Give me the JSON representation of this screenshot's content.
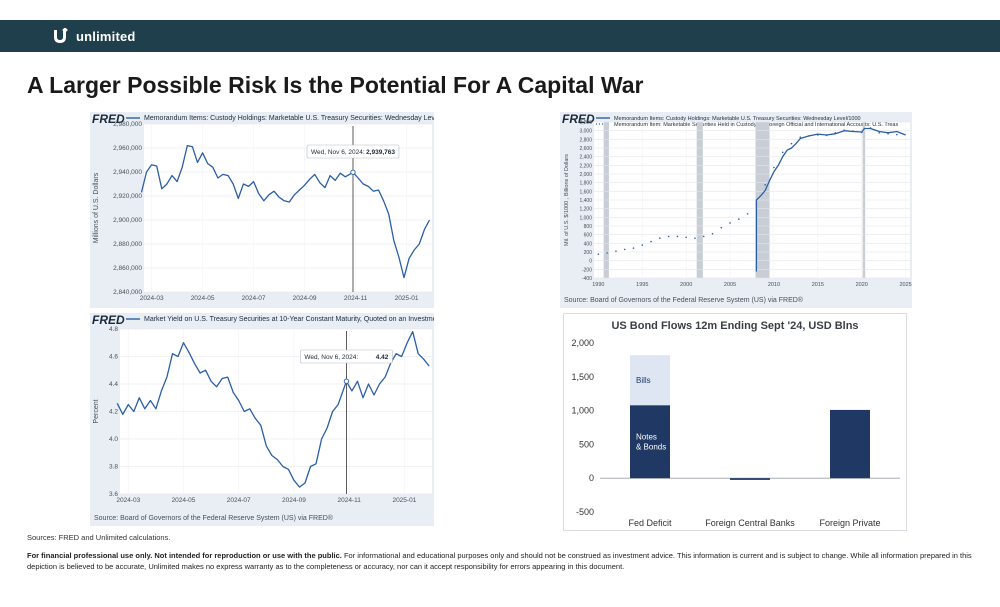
{
  "brand": {
    "name": "unlimited"
  },
  "slide": {
    "title": "A Larger Possible Risk Is the Potential For A Capital War"
  },
  "footer": {
    "sources": "Sources: FRED and Unlimited calculations.",
    "disclaimer_bold": "For financial professional use only.  Not intended for reproduction or use with the public.",
    "disclaimer_rest": " For informational and educational purposes only and should not be construed as investment advice. This information is current and is subject to change. While all information prepared in this depiction is believed to be accurate, Unlimited makes no express warranty as to the completeness or accuracy, nor can it accept responsibility for errors appearing in this document."
  },
  "colors": {
    "brand_bar": "#1f3f4d",
    "fred_line": "#2b5ea7",
    "notes_bonds": "#1f3864",
    "bills": "#dde6f2",
    "recession": "#c9ced6"
  },
  "chart_data": [
    {
      "id": "custody",
      "type": "line",
      "logo": "FRED",
      "legend": "Memorandum Items: Custody Holdings: Marketable U.S. Treasury Securities: Wednesday Level",
      "ylabel": "Millions of U.S. Dollars",
      "ylim": [
        2840000,
        2980000
      ],
      "yticks": [
        2840000,
        2860000,
        2880000,
        2900000,
        2920000,
        2940000,
        2960000,
        2980000
      ],
      "ytick_labels": [
        "2,840,000",
        "2,860,000",
        "2,880,000",
        "2,900,000",
        "2,920,000",
        "2,940,000",
        "2,960,000",
        "2,980,000"
      ],
      "xlim": [
        0,
        11.3
      ],
      "xtick_pos": [
        0.3,
        2.3,
        4.3,
        6.3,
        8.3,
        10.3
      ],
      "xtick_labels": [
        "2024-03",
        "2024-05",
        "2024-07",
        "2024-09",
        "2024-11",
        "2025-01"
      ],
      "marker_x": 8.2,
      "tooltip": {
        "date": "Wed, Nov 6, 2024:",
        "value": "2,939,763"
      },
      "x": [
        -0.1,
        0.1,
        0.3,
        0.5,
        0.7,
        0.9,
        1.1,
        1.3,
        1.5,
        1.7,
        1.9,
        2.1,
        2.3,
        2.5,
        2.7,
        2.9,
        3.1,
        3.3,
        3.5,
        3.7,
        3.9,
        4.1,
        4.3,
        4.5,
        4.7,
        4.9,
        5.1,
        5.3,
        5.5,
        5.7,
        5.9,
        6.1,
        6.3,
        6.5,
        6.7,
        6.9,
        7.1,
        7.3,
        7.5,
        7.7,
        7.9,
        8.2,
        8.4,
        8.6,
        8.8,
        9.0,
        9.2,
        9.4,
        9.6,
        9.8,
        10.0,
        10.2,
        10.4,
        10.6,
        10.8,
        11.0,
        11.2
      ],
      "y": [
        2923000,
        2940000,
        2946000,
        2945000,
        2926000,
        2930000,
        2937000,
        2932000,
        2944000,
        2962000,
        2961000,
        2948000,
        2956000,
        2947000,
        2944000,
        2935000,
        2938000,
        2937000,
        2930000,
        2918000,
        2930000,
        2928000,
        2932000,
        2922000,
        2916000,
        2921000,
        2924000,
        2919000,
        2916000,
        2915000,
        2921000,
        2925000,
        2929000,
        2934000,
        2938000,
        2931000,
        2927000,
        2937000,
        2933000,
        2939000,
        2936000,
        2939763,
        2935000,
        2930000,
        2928000,
        2924000,
        2925000,
        2916000,
        2905000,
        2883000,
        2869000,
        2852000,
        2868000,
        2875000,
        2880000,
        2892000,
        2900000
      ]
    },
    {
      "id": "custody_long",
      "type": "line",
      "logo": "FRED",
      "legend": [
        "Memorandum Items: Custody Holdings: Marketable U.S. Treasury Securities: Wednesday Level/1000",
        "Memorandum Item: Marketable Securities Held in Custody for Foreign Official and International Accounts: U.S. Treas"
      ],
      "ylabel": "Mil. of U.S. $/1000 , Billions of Dollars",
      "ylim": [
        -400,
        3200
      ],
      "yticks": [
        -400,
        -200,
        0,
        200,
        400,
        600,
        800,
        1000,
        1200,
        1400,
        1600,
        1800,
        2000,
        2200,
        2400,
        2600,
        2800,
        3000,
        3200
      ],
      "ytick_labels": [
        "-400",
        "-200",
        "0",
        "200",
        "400",
        "600",
        "800",
        "1,000",
        "1,200",
        "1,400",
        "1,600",
        "1,800",
        "2,000",
        "2,200",
        "2,400",
        "2,600",
        "2,800",
        "3,000",
        "3,200"
      ],
      "xlim": [
        1989.5,
        2025.5
      ],
      "xticks": [
        1990,
        1995,
        2000,
        2005,
        2010,
        2015,
        2020,
        2025
      ],
      "recessions": [
        [
          1990.6,
          1991.2
        ],
        [
          2001.2,
          2001.9
        ],
        [
          2007.9,
          2009.5
        ],
        [
          2020.1,
          2020.4
        ]
      ],
      "source": "Source: Board of Governors of the Federal Reserve System (US) via FRED®",
      "series": [
        {
          "name": "Memorandum Items: Custody Holdings: Marketable U.S. Treasury Securities: Wednesday Level/1000",
          "style": "solid",
          "x": [
            2008.0,
            2008.0,
            2008.5,
            2009.0,
            2009.5,
            2010.0,
            2010.5,
            2011.0,
            2011.5,
            2012.0,
            2012.5,
            2013.0,
            2014.0,
            2015.0,
            2016.0,
            2017.0,
            2018.0,
            2019.0,
            2020.0,
            2020.3,
            2021.0,
            2022.0,
            2023.0,
            2024.0,
            2025.0
          ],
          "y": [
            -250,
            1400,
            1500,
            1620,
            1850,
            2050,
            2200,
            2400,
            2550,
            2600,
            2700,
            2820,
            2880,
            2920,
            2900,
            2930,
            3000,
            2980,
            2970,
            3050,
            3050,
            2980,
            2950,
            2980,
            2900
          ]
        },
        {
          "name": "Memorandum Item: Marketable Securities Held in Custody for Foreign Official and International Accounts: U.S. Treas",
          "style": "dotted",
          "x": [
            1990.0,
            1991.0,
            1992.0,
            1993.0,
            1994.0,
            1995.0,
            1996.0,
            1997.0,
            1998.0,
            1999.0,
            2000.0,
            2001.0,
            2002.0,
            2003.0,
            2004.0,
            2005.0,
            2006.0,
            2007.0,
            2008.0,
            2009.0,
            2010.0,
            2011.0,
            2012.0,
            2013.0,
            2014.0,
            2015.0,
            2016.0,
            2017.0,
            2018.0,
            2019.0,
            2020.0,
            2021.0,
            2022.0,
            2023.0,
            2024.0
          ],
          "y": [
            150,
            180,
            220,
            260,
            290,
            360,
            440,
            520,
            560,
            560,
            540,
            520,
            560,
            620,
            760,
            870,
            960,
            1080,
            1300,
            1750,
            2150,
            2500,
            2700,
            2850,
            2880,
            2900,
            2890,
            2950,
            3010,
            2990,
            2960,
            3060,
            2950,
            2930,
            2910
          ]
        }
      ]
    },
    {
      "id": "yield10y",
      "type": "line",
      "logo": "FRED",
      "legend": "Market Yield on U.S. Treasury Securities at 10-Year Constant Maturity, Quoted on an Investment Basis",
      "ylabel": "Percent",
      "ylim": [
        3.6,
        4.8
      ],
      "yticks": [
        3.6,
        3.8,
        4.0,
        4.2,
        4.4,
        4.6,
        4.8
      ],
      "ytick_labels": [
        "3.6",
        "3.8",
        "4.0",
        "4.2",
        "4.4",
        "4.6",
        "4.8"
      ],
      "xlim": [
        0,
        11.3
      ],
      "xtick_pos": [
        0.3,
        2.3,
        4.3,
        6.3,
        8.3,
        10.3
      ],
      "xtick_labels": [
        "2024-03",
        "2024-05",
        "2024-07",
        "2024-09",
        "2024-11",
        "2025-01"
      ],
      "marker_x": 8.2,
      "tooltip": {
        "date": "Wed, Nov 6, 2024:",
        "value": "4.42"
      },
      "source": "Source: Board of Governors of the Federal Reserve System (US) via FRED®",
      "x": [
        -0.1,
        0.1,
        0.3,
        0.5,
        0.7,
        0.9,
        1.1,
        1.3,
        1.5,
        1.7,
        1.9,
        2.1,
        2.3,
        2.5,
        2.7,
        2.9,
        3.1,
        3.3,
        3.5,
        3.7,
        3.9,
        4.1,
        4.3,
        4.5,
        4.7,
        4.9,
        5.1,
        5.3,
        5.5,
        5.7,
        5.9,
        6.1,
        6.3,
        6.5,
        6.7,
        6.9,
        7.1,
        7.3,
        7.5,
        7.7,
        7.9,
        8.2,
        8.4,
        8.6,
        8.8,
        9.0,
        9.2,
        9.4,
        9.6,
        9.8,
        10.0,
        10.2,
        10.4,
        10.6,
        10.8,
        11.0,
        11.2
      ],
      "y": [
        4.26,
        4.18,
        4.25,
        4.2,
        4.3,
        4.22,
        4.28,
        4.22,
        4.35,
        4.45,
        4.62,
        4.6,
        4.7,
        4.63,
        4.55,
        4.48,
        4.5,
        4.42,
        4.38,
        4.44,
        4.45,
        4.34,
        4.28,
        4.2,
        4.22,
        4.15,
        4.1,
        3.95,
        3.88,
        3.85,
        3.8,
        3.78,
        3.7,
        3.65,
        3.68,
        3.8,
        3.82,
        4.0,
        4.08,
        4.2,
        4.25,
        4.42,
        4.35,
        4.42,
        4.3,
        4.4,
        4.32,
        4.4,
        4.45,
        4.55,
        4.62,
        4.6,
        4.7,
        4.78,
        4.62,
        4.58,
        4.53
      ]
    },
    {
      "id": "bond_flows",
      "type": "bar",
      "title": "US Bond Flows 12m Ending Sept '24, USD Blns",
      "categories": [
        "Fed Deficit",
        "Foreign Central Banks",
        "Foreign Private"
      ],
      "ylim": [
        -500,
        2000
      ],
      "yticks": [
        -500,
        0,
        500,
        1000,
        1500,
        2000
      ],
      "ytick_labels": [
        "-500",
        "0",
        "500",
        "1,000",
        "1,500",
        "2,000"
      ],
      "series": [
        {
          "name": "Notes & Bonds",
          "label_lines": [
            "Notes",
            "& Bonds"
          ],
          "color": "#1f3864",
          "values": [
            1080,
            -25,
            1010
          ]
        },
        {
          "name": "Bills",
          "label_lines": [
            "Bills"
          ],
          "color": "#dde6f2",
          "values": [
            740,
            0,
            0
          ]
        }
      ]
    }
  ]
}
☆ ☆ ☆ ☆
● TASK PROMPT: Where a line contains "Marketable", copy that line.

● OUTPUT BELOW:
      "legend": "Memorandum Items: Custody Holdings: Marketable U.S. Treasury Securities: Wednesday Level",
        "Memorandum Items: Custody Holdings: Marketable U.S. Treasury Securities: Wednesday Level/1000",
        "Memorandum Item: Marketable Securities Held in Custody for Foreign Official and International Accounts: U.S. Treas"
          "name": "Memorandum Items: Custody Holdings: Marketable U.S. Treasury Securities: Wednesday Level/1000",
          "name": "Memorandum Item: Marketable Securities Held in Custody for Foreign Official and International Accounts: U.S. Treas",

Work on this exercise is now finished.